▸ **Set task**:
Read through the records below and copy each line that uses the word "electronic".

▸ **Entries shown**:
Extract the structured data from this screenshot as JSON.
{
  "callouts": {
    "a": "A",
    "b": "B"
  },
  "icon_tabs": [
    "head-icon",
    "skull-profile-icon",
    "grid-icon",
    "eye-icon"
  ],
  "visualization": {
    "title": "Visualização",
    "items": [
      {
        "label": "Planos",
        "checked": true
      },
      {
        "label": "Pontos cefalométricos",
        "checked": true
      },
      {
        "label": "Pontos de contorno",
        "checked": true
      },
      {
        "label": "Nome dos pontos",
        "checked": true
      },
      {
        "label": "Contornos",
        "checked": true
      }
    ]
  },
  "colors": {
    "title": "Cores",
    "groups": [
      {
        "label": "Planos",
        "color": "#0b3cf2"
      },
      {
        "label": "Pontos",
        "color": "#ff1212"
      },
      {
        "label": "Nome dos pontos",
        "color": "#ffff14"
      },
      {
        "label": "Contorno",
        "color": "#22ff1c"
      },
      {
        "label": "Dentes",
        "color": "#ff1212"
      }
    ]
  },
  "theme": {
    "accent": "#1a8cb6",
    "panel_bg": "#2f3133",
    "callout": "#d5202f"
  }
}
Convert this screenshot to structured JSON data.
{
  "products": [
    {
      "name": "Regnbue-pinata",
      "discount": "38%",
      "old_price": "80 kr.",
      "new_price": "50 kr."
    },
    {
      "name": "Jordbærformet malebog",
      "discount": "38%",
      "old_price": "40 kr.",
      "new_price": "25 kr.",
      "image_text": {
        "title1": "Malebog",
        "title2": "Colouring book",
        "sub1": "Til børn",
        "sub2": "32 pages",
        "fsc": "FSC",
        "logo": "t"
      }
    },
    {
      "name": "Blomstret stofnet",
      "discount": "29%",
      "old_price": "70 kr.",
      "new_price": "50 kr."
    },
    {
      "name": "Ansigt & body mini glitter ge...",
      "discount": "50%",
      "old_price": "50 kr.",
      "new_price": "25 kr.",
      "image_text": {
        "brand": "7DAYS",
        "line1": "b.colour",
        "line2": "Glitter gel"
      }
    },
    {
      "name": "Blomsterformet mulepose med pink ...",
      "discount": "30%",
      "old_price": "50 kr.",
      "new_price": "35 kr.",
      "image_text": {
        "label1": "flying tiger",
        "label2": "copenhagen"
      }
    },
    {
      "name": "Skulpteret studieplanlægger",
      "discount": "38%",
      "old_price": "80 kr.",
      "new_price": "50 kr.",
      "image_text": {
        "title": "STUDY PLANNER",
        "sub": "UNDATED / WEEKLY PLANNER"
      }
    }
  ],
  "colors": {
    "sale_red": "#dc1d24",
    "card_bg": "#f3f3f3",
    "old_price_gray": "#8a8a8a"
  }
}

==

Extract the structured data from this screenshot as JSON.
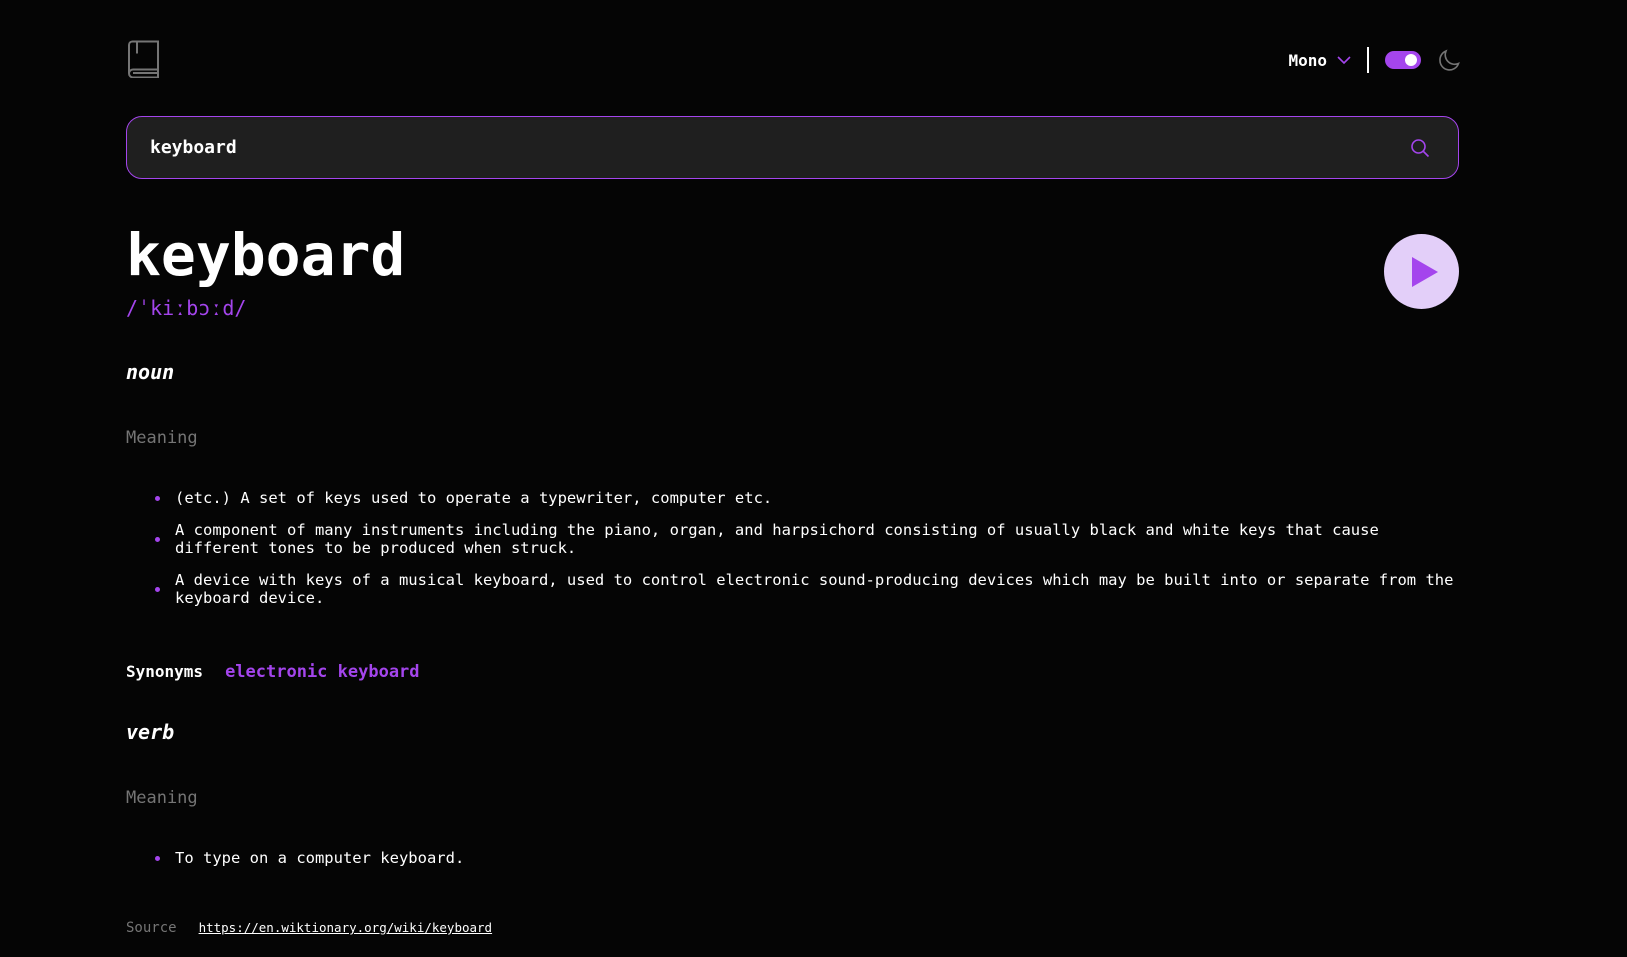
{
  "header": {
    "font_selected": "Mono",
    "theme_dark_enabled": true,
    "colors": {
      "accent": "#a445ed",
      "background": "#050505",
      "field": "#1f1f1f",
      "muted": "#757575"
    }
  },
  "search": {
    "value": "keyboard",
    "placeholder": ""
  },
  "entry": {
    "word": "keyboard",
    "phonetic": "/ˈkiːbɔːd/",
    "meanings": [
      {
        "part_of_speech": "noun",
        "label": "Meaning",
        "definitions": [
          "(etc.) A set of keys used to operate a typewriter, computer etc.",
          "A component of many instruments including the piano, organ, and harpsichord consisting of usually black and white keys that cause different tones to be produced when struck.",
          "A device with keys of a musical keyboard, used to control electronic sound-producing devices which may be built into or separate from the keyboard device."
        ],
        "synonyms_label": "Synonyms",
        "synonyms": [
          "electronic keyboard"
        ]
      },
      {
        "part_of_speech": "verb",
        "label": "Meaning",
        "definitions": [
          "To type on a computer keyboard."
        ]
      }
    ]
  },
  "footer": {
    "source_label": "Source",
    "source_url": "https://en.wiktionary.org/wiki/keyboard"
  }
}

==

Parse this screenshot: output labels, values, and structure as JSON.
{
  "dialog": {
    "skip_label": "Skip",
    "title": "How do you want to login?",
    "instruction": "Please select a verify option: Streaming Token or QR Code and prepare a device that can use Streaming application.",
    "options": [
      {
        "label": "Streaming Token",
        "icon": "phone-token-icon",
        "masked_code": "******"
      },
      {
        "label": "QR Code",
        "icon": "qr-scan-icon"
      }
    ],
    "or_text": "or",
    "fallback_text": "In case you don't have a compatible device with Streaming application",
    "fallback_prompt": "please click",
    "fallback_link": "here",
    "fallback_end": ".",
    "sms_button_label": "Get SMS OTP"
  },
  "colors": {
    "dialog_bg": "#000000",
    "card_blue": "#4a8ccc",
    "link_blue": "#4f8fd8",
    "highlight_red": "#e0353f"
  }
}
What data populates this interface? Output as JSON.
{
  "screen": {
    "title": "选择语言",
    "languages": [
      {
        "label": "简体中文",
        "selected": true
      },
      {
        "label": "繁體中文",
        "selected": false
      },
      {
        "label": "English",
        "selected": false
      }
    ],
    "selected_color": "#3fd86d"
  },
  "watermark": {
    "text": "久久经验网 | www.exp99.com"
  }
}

▸ **Answer to the exercise**:
          "A device with keys of a musical keyboard, used to control electronic sound-producing devices which may be built into or separate from the keyboard device."
          "electronic keyboard"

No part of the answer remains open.